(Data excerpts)
______________________________
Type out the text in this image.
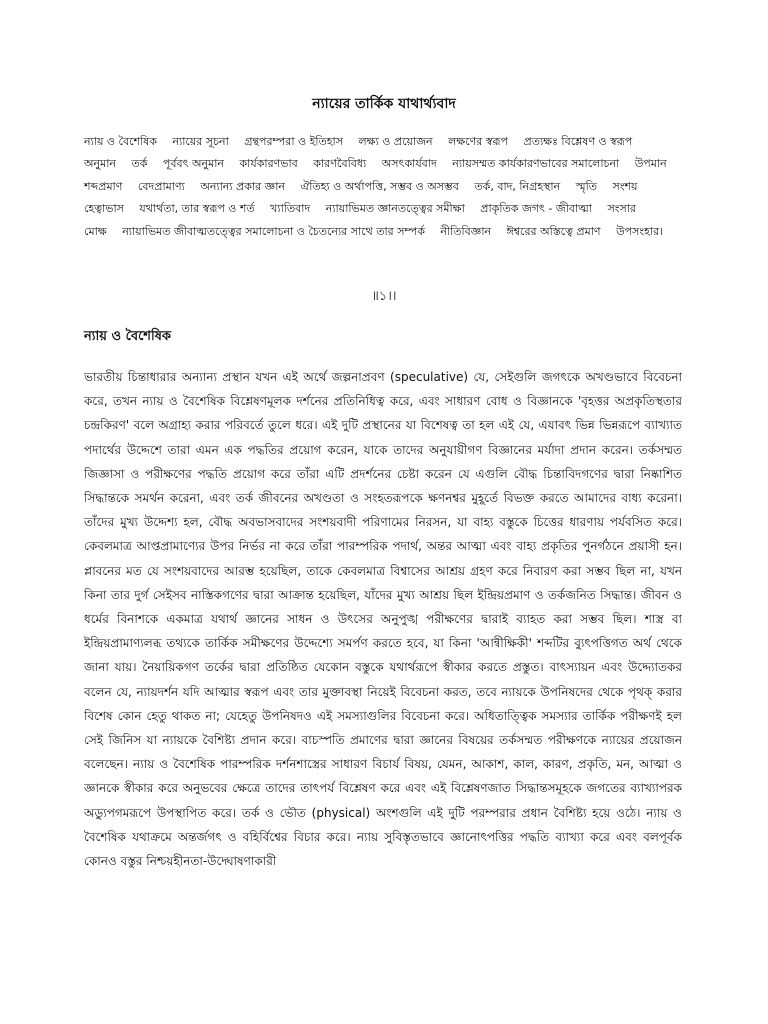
ন্যায়ের তার্কিক যাথার্থ্যবাদ
ন্যায় ও বৈশেষিক ন্যায়ের সূচনা গ্রন্থপরম্পরা ও ইতিহাস লক্ষ্য ও প্রয়োজন লক্ষণের স্বরূপ প্রত্যক্ষঃ বিশ্লেষণ ও স্বরূপ অনুমান তর্ক পূর্ববৎ অনুমান কার্যকারণভাব কারণবৈবিধ্য অসৎকার্যবাদ ন্যায়সম্মত কার্যকারণভাবের সমালোচনা উপমান শব্দপ্রমাণ বেদপ্রামাণ্য অন্যান্য প্রকার জ্ঞান ঐতিহ্য ও অর্থাপত্তি, সম্ভব ও অসম্ভব তর্ক, বাদ, নিগ্রহস্থান স্মৃতি সংশয় হেত্বাভাস যথার্থতা, তার স্বরূপ ও শর্ত খ্যাতিবাদ ন্যায়াভিমত জ্ঞানতত্ত্বের সমীক্ষা প্রাকৃতিক জগৎ - জীবাত্মা সংসার মোক্ষ ন্যায়াভিমত জীবাত্মতত্ত্বের সমালোচনা ও চৈতন্যের সাথে তার সম্পর্ক নীতিবিজ্ঞান ঈশ্বরের অস্তিত্বে প্রমাণ উপসংহার।
॥১।।
ন্যায় ও বৈশেষিক
ভারতীয় চিন্তাধারার অন্যান্য প্রস্থান যখন এই অর্থে জল্পনাপ্রবণ (speculative) যে, সেইগুলি জগৎকে অখণ্ডভাবে বিবেচনা করে, তখন ন্যায় ও বৈশেষিক বিশ্লেষণমূলক দর্শনের প্রতিনিধিত্ব করে, এবং সাধারণ বোধ ও বিজ্ঞানকে 'বৃহত্তর অপ্রকৃতিস্থতার চন্দ্রকিরণ' বলে অগ্রাহ্য করার পরিবর্তে তুলে ধরে। এই দুটি প্রস্থানের যা বিশেষত্ব তা হল এই যে, এযাবৎ ভিন্ন ভিন্নরূপে ব্যাখ্যাত পদার্থের উদ্দেশে তারা এমন এক পদ্ধতির প্রয়োগ করেন, যাকে তাদের অনুযায়ীগণ বিজ্ঞানের মর্যাদা প্রদান করেন। তর্কসম্মত জিজ্ঞাসা ও পরীক্ষণের পদ্ধতি প্রয়োগ করে তাঁরা এটি প্রদর্শনের চেষ্টা করেন যে এগুলি বৌদ্ধ চিন্তাবিদগণের দ্বারা নিষ্কাশিত সিদ্ধান্তকে সমর্থন করেনা, এবং তর্ক জীবনের অখণ্ডতা ও সংহতরূপকে ক্ষণনশ্বর মুহূর্তে বিভক্ত করতে আমাদের বাধ্য করেনা। তাঁদের মুখ্য উদ্দেশ্য হল, বৌদ্ধ অবভাসবাদের সংশয়বাদী পরিণামের নিরসন, যা বাহ্য বস্তুকে চিত্তের ধারণায় পর্যবসিত করে। কেবলমাত্র আপ্তপ্রামাণ্যের উপর নির্ভর না করে তাঁরা পারম্পরিক পদার্থ, অন্তর আত্মা এবং বাহ্য প্রকৃতির পুনর্গঠনে প্রয়াসী হন। প্লাবনের মত যে সংশয়বাদের আরম্ভ হয়েছিল, তাকে কেবলমাত্র বিশ্বাসের আশ্রয় গ্রহণ করে নিবারণ করা সম্ভব ছিল না, যখন কিনা তার দুর্গ সেইসব নাস্তিকগণের দ্বারা আক্রান্ত হয়েছিল, যাঁদের মুখ্য আশ্রয় ছিল ইন্দ্রিয়প্রমাণ ও তর্কজনিত সিদ্ধান্ত। জীবন ও ধর্মের বিনাশকে একমাত্র যথার্থ জ্ঞানের সাধন ও উৎসের অনুপুঙ্খ পরীক্ষণের দ্বারাই ব্যাহত করা সম্ভব ছিল। শাস্ত্র বা ইন্দ্রিয়প্রামাণ্যলব্ধ তথ্যকে তার্কিক সমীক্ষণের উদ্দেশ্যে সমর্পণ করতে হবে, যা কিনা 'আন্বীক্ষিকী' শব্দটির ব্যুৎপত্তিগত অর্থ থেকে জানা যায়। নৈয়ায়িকগণ তর্কের দ্বারা প্রতিষ্ঠিত যেকোন বস্তুকে যথার্থরূপে স্বীকার করতে প্রস্তুত। বাৎস্যায়ন এবং উদ্দ্যোতকর বলেন যে, ন্যায়দর্শন যদি আত্মার স্বরূপ এবং তার মুক্তাবস্থা নিয়েই বিবেচনা করত, তবে ন্যায়কে উপনিষদের থেকে পৃথক্ করার বিশেষ কোন হেতু থাকত না; যেহেতু উপনিষদও এই সমস্যাগুলির বিবেচনা করে। অধিতাত্ত্বিক সমস্যার তার্কিক পরীক্ষণই হল সেই জিনিস যা ন্যায়কে বৈশিষ্ট্য প্রদান করে। বাচস্পতি প্রমাণের দ্বারা জ্ঞানের বিষয়ের তর্কসম্মত পরীক্ষণকে ন্যায়ের প্রয়োজন বলেছেন। ন্যায় ও বৈশেষিক পারম্পরিক দর্শনশাস্ত্রের সাধারণ বিচার্য বিষয়, যেমন, আকাশ, কাল, কারণ, প্রকৃতি, মন, আত্মা ও জ্ঞানকে স্বীকার করে অনুভবের ক্ষেত্রে তাদের তাৎপর্য বিশ্লেষণ করে এবং এই বিশ্লেষণজাত সিদ্ধান্তসমূহকে জগতের ব্যাখ্যাপরক অড্যুপগমরূপে উপস্থাপিত করে। তর্ক ও ভৌত (physical) অংশগুলি এই দুটি পরম্পরার প্রধান বৈশিষ্ট্য হয়ে ওঠে। ন্যায় ও বৈশেষিক যথাক্রমে অন্তর্জগৎ ও বহির্বিশ্বের বিচার করে। ন্যায় সুবিস্তৃতভাবে জ্ঞানোৎপত্তির পদ্ধতি ব্যাখ্যা করে এবং বলপূর্বক কোনও বস্তুর নিশ্চয়হীনতা-উদ্ঘোষণাকারী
______________________________
• _TASK_
Without the pictures, return all the records precisely as they stand.

• _THE RESULT_
Type out the text in this image.
ন্যায়ের তার্কিক যাথার্থ্যবাদ
ন্যায় ও বৈশেষিক ন্যায়ের সূচনা গ্রন্থপরম্পরা ও ইতিহাস লক্ষ্য ও প্রয়োজন লক্ষণের স্বরূপ প্রত্যক্ষঃ বিশ্লেষণ ও স্বরূপ অনুমান তর্ক পূর্ববৎ অনুমান কার্যকারণভাব কারণবৈবিধ্য অসৎকার্যবাদ ন্যায়সম্মত কার্যকারণভাবের সমালোচনা উপমান শব্দপ্রমাণ বেদপ্রামাণ্য অন্যান্য প্রকার জ্ঞান ঐতিহ্য ও অর্থাপত্তি, সম্ভব ও অসম্ভব তর্ক, বাদ, নিগ্রহস্থান স্মৃতি সংশয় হেত্বাভাস যথার্থতা, তার স্বরূপ ও শর্ত খ্যাতিবাদ ন্যায়াভিমত জ্ঞানতত্ত্বের সমীক্ষা প্রাকৃতিক জগৎ - জীবাত্মা সংসার মোক্ষ ন্যায়াভিমত জীবাত্মতত্ত্বের সমালোচনা ও চৈতন্যের সাথে তার সম্পর্ক নীতিবিজ্ঞান ঈশ্বরের অস্তিত্বে প্রমাণ উপসংহার।
॥১।।
ন্যায় ও বৈশেষিক
ভারতীয় চিন্তাধারার অন্যান্য প্রস্থান যখন এই অর্থে জল্পনাপ্রবণ (speculative) যে, সেইগুলি জগৎকে অখণ্ডভাবে বিবেচনা করে, তখন ন্যায় ও বৈশেষিক বিশ্লেষণমূলক দর্শনের প্রতিনিধিত্ব করে, এবং সাধারণ বোধ ও বিজ্ঞানকে 'বৃহত্তর অপ্রকৃতিস্থতার চন্দ্রকিরণ' বলে অগ্রাহ্য করার পরিবর্তে তুলে ধরে। এই দুটি প্রস্থানের যা বিশেষত্ব তা হল এই যে, এযাবৎ ভিন্ন ভিন্নরূপে ব্যাখ্যাত পদার্থের উদ্দেশে তারা এমন এক পদ্ধতির প্রয়োগ করেন, যাকে তাদের অনুযায়ীগণ বিজ্ঞানের মর্যাদা প্রদান করেন। তর্কসম্মত জিজ্ঞাসা ও পরীক্ষণের পদ্ধতি প্রয়োগ করে তাঁরা এটি প্রদর্শনের চেষ্টা করেন যে এগুলি বৌদ্ধ চিন্তাবিদগণের দ্বারা নিষ্কাশিত সিদ্ধান্তকে সমর্থন করেনা, এবং তর্ক জীবনের অখণ্ডতা ও সংহতরূপকে ক্ষণনশ্বর মুহূর্তে বিভক্ত করতে আমাদের বাধ্য করেনা। তাঁদের মুখ্য উদ্দেশ্য হল, বৌদ্ধ অবভাসবাদের সংশয়বাদী পরিণামের নিরসন, যা বাহ্য বস্তুকে চিত্তের ধারণায় পর্যবসিত করে। কেবলমাত্র আপ্তপ্রামাণ্যের উপর নির্ভর না করে তাঁরা পারম্পরিক পদার্থ, অন্তর আত্মা এবং বাহ্য প্রকৃতির পুনর্গঠনে প্রয়াসী হন। প্লাবনের মত যে সংশয়বাদের আরম্ভ হয়েছিল, তাকে কেবলমাত্র বিশ্বাসের আশ্রয় গ্রহণ করে নিবারণ করা সম্ভব ছিল না, যখন কিনা তার দুর্গ সেইসব নাস্তিকগণের দ্বারা আক্রান্ত হয়েছিল, যাঁদের মুখ্য আশ্রয় ছিল ইন্দ্রিয়প্রমাণ ও তর্কজনিত সিদ্ধান্ত। জীবন ও ধর্মের বিনাশকে একমাত্র যথার্থ জ্ঞানের সাধন ও উৎসের অনুপুঙ্খ পরীক্ষণের দ্বারাই ব্যাহত করা সম্ভব ছিল। শাস্ত্র বা ইন্দ্রিয়প্রামাণ্যলব্ধ তথ্যকে তার্কিক সমীক্ষণের উদ্দেশ্যে সমর্পণ করতে হবে, যা কিনা 'আন্বীক্ষিকী' শব্দটির ব্যুৎপত্তিগত অর্থ থেকে জানা যায়। নৈয়ায়িকগণ তর্কের দ্বারা প্রতিষ্ঠিত যেকোন বস্তুকে যথার্থরূপে স্বীকার করতে প্রস্তুত। বাৎস্যায়ন এবং উদ্দ্যোতকর বলেন যে, ন্যায়দর্শন যদি আত্মার স্বরূপ এবং তার মুক্তাবস্থা নিয়েই বিবেচনা করত, তবে ন্যায়কে উপনিষদের থেকে পৃথক্ করার বিশেষ কোন হেতু থাকত না; যেহেতু উপনিষদও এই সমস্যাগুলির বিবেচনা করে। অধিতাত্ত্বিক সমস্যার তার্কিক পরীক্ষণই হল সেই জিনিস যা ন্যায়কে বৈশিষ্ট্য প্রদান করে। বাচস্পতি প্রমাণের দ্বারা জ্ঞানের বিষয়ের তর্কসম্মত পরীক্ষণকে ন্যায়ের প্রয়োজন বলেছেন। ন্যায় ও বৈশেষিক পারম্পরিক দর্শনশাস্ত্রের সাধারণ বিচার্য বিষয়, যেমন, আকাশ, কাল, কারণ, প্রকৃতি, মন, আত্মা ও জ্ঞানকে স্বীকার করে অনুভবের ক্ষেত্রে তাদের তাৎপর্য বিশ্লেষণ করে এবং এই বিশ্লেষণজাত সিদ্ধান্তসমূহকে জগতের ব্যাখ্যাপরক অড্যুপগমরূপে উপস্থাপিত করে। তর্ক ও ভৌত (physical) অংশগুলি এই দুটি পরম্পরার প্রধান বৈশিষ্ট্য হয়ে ওঠে। ন্যায় ও বৈশেষিক যথাক্রমে অন্তর্জগৎ ও বহির্বিশ্বের বিচার করে। ন্যায় সুবিস্তৃতভাবে জ্ঞানোৎপত্তির পদ্ধতি ব্যাখ্যা করে এবং বলপূর্বক কোনও বস্তুর নিশ্চয়হীনতা-উদ্ঘোষণাকারী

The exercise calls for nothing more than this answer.